### To be done
Report how many lines below contain the word "stanje", and give only that number.

### Supplied material

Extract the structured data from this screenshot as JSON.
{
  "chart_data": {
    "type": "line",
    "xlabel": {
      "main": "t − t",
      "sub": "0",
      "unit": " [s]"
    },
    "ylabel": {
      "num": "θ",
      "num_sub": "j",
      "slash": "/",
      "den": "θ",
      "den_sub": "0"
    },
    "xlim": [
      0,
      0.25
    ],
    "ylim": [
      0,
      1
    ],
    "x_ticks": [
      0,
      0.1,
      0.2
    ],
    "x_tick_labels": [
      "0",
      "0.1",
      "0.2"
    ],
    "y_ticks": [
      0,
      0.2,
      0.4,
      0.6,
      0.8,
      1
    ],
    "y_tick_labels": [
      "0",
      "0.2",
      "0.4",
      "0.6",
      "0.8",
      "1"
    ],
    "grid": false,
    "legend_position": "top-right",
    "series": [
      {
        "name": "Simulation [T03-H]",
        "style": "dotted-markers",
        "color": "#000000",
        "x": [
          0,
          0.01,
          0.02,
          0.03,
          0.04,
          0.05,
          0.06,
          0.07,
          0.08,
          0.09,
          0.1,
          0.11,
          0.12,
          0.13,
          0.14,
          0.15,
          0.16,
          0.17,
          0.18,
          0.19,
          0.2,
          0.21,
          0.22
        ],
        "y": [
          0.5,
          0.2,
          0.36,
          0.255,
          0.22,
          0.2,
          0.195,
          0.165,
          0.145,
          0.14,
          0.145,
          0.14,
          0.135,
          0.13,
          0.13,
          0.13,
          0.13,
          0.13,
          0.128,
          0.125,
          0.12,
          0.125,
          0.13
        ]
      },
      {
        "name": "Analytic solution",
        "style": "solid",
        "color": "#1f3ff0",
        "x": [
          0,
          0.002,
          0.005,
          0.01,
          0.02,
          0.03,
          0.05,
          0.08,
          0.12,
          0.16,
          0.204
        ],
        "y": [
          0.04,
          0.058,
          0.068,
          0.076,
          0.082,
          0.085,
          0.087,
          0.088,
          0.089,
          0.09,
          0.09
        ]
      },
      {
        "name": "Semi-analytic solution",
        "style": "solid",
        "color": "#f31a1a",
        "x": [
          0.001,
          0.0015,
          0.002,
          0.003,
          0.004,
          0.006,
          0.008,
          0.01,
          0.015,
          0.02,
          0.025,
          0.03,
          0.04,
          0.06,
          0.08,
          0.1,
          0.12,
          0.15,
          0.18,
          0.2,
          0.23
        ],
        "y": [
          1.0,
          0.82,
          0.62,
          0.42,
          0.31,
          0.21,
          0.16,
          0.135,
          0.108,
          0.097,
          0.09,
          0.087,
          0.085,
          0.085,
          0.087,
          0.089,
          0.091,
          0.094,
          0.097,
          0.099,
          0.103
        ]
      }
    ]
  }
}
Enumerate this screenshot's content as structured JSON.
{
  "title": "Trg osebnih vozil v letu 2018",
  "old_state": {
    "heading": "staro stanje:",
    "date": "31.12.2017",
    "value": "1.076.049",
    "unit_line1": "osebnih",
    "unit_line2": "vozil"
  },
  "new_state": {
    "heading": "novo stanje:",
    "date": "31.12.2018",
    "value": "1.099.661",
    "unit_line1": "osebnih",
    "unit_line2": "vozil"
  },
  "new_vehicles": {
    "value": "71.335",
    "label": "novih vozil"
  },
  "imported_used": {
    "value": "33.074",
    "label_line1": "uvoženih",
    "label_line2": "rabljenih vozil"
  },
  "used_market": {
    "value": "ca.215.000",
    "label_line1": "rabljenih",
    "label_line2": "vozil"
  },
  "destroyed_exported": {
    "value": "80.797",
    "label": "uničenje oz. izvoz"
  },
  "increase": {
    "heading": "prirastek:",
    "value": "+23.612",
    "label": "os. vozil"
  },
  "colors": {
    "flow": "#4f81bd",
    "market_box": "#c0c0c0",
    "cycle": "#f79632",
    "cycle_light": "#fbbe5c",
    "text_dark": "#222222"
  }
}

### The completed task
2